[begin Data entries]
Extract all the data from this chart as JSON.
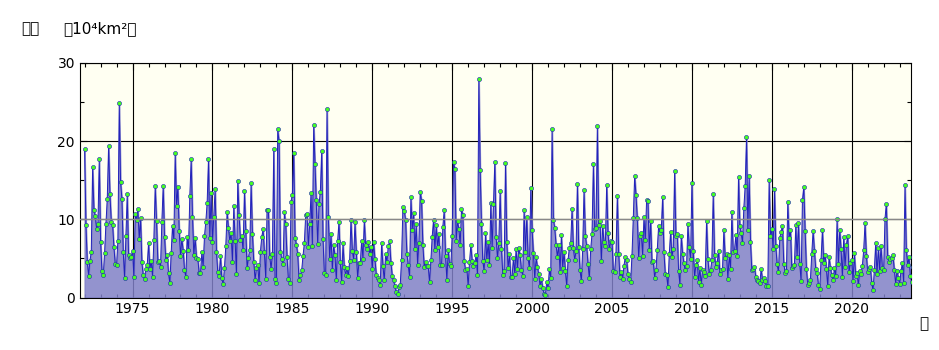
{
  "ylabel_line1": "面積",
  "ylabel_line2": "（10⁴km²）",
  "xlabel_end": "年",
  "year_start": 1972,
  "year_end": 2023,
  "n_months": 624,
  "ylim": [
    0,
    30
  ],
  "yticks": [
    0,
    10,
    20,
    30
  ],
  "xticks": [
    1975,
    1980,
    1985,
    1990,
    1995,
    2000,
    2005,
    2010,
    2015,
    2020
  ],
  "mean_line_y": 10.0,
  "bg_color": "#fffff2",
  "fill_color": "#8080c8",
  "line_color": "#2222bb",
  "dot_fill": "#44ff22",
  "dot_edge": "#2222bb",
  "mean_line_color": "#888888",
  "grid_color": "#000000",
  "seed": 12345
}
[end Data entries]
[begin Data entries]
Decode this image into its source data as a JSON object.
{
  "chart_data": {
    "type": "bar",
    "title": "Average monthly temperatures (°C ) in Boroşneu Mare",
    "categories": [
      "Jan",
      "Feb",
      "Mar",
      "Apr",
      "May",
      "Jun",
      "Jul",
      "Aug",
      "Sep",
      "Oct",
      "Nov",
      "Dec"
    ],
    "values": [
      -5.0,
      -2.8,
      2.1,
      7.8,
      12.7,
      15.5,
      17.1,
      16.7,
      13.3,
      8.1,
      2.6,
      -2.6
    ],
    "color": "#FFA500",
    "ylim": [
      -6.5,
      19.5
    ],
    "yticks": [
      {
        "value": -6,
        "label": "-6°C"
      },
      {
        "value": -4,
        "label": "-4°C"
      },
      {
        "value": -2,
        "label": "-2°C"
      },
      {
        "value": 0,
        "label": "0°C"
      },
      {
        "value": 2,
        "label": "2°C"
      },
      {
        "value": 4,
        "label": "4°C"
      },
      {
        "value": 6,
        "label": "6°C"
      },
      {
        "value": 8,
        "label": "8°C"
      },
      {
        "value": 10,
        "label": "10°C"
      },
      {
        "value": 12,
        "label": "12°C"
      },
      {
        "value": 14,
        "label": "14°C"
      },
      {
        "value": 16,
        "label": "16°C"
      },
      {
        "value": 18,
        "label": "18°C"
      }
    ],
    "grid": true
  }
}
[end Data entries]
Task brief:
Search the preceding listing for "this" and extract every line where it is found.

Result:
Extract all the data from this chart as JSON.
Decode this image into its source data as a JSON object.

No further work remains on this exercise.